Exercise data ->
--
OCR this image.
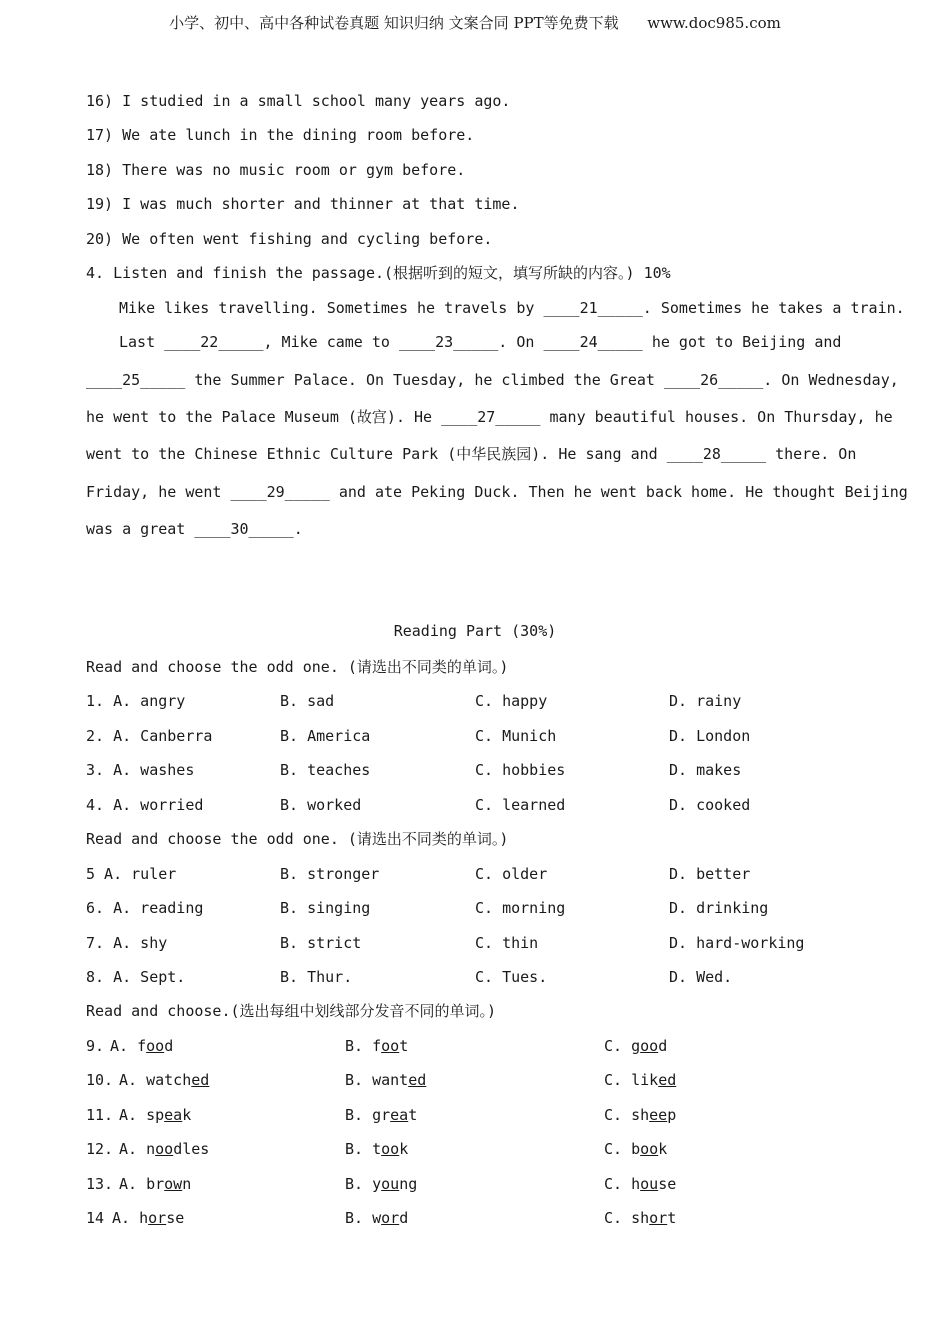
小学、初中、高中各种试卷真题 知识归纳 文案合同 PPT等免费下载 www.doc985.com
16) I studied in a small school many years ago.
17) We ate lunch in the dining room before.
18) There was no music room or gym before.
19) I was much shorter and thinner at that time.
20) We often went fishing and cycling before.
4. Listen and finish the passage.(根据听到的短文，填写所缺的内容。) 10%
Mike likes travelling. Sometimes he travels by ____21_____. Sometimes he takes a train.
Last ____22_____, Mike came to ____23_____. On ____24_____ he got to Beijing and
____25_____ the Summer Palace. On Tuesday, he climbed the Great ____26_____. On Wednesday,
he went to the Palace Museum (故宫). He ____27_____ many beautiful houses. On Thursday, he
went to the Chinese Ethnic Culture Park (中华民族园). He sang and ____28_____ there. On
Friday, he went ____29_____ and ate Peking Duck. Then he went back home. He thought Beijing
was a great ____30_____.
Reading Part (30%)
Read and choose the odd one. (请选出不同类的单词。)
1. A. angry	B. sad	C. happy	D. rainy
2. A. Canberra	B. America	C. Munich	D. London
3. A. washes	B. teaches	C. hobbies	D. makes
4. A. worried	B. worked	C. learned	D. cooked
Read and choose the odd one. (请选出不同类的单词。)
5 A. ruler	B. stronger	C. older	D. better
6. A. reading	B. singing	C. morning	D. drinking
7. A. shy	B. strict	C. thin	D. hard-working
8. A. Sept.	B. Thur.	C. Tues.	D. Wed.
Read and choose.(选出每组中划线部分发音不同的单词。)
9. A. food	B. foot	C. good
10. A. watched	B. wanted	C. liked
11. A. speak	B. great	C. sheep
12. A. noodles	B. took	C. book
13. A. brown	B. young	C. house
14 A. horse	B. word	C. short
--
Aim of the exercise -> Check each line of the data above for the word "went" and say how many lines contain it, giving nothing besides the number.

Task response -> 4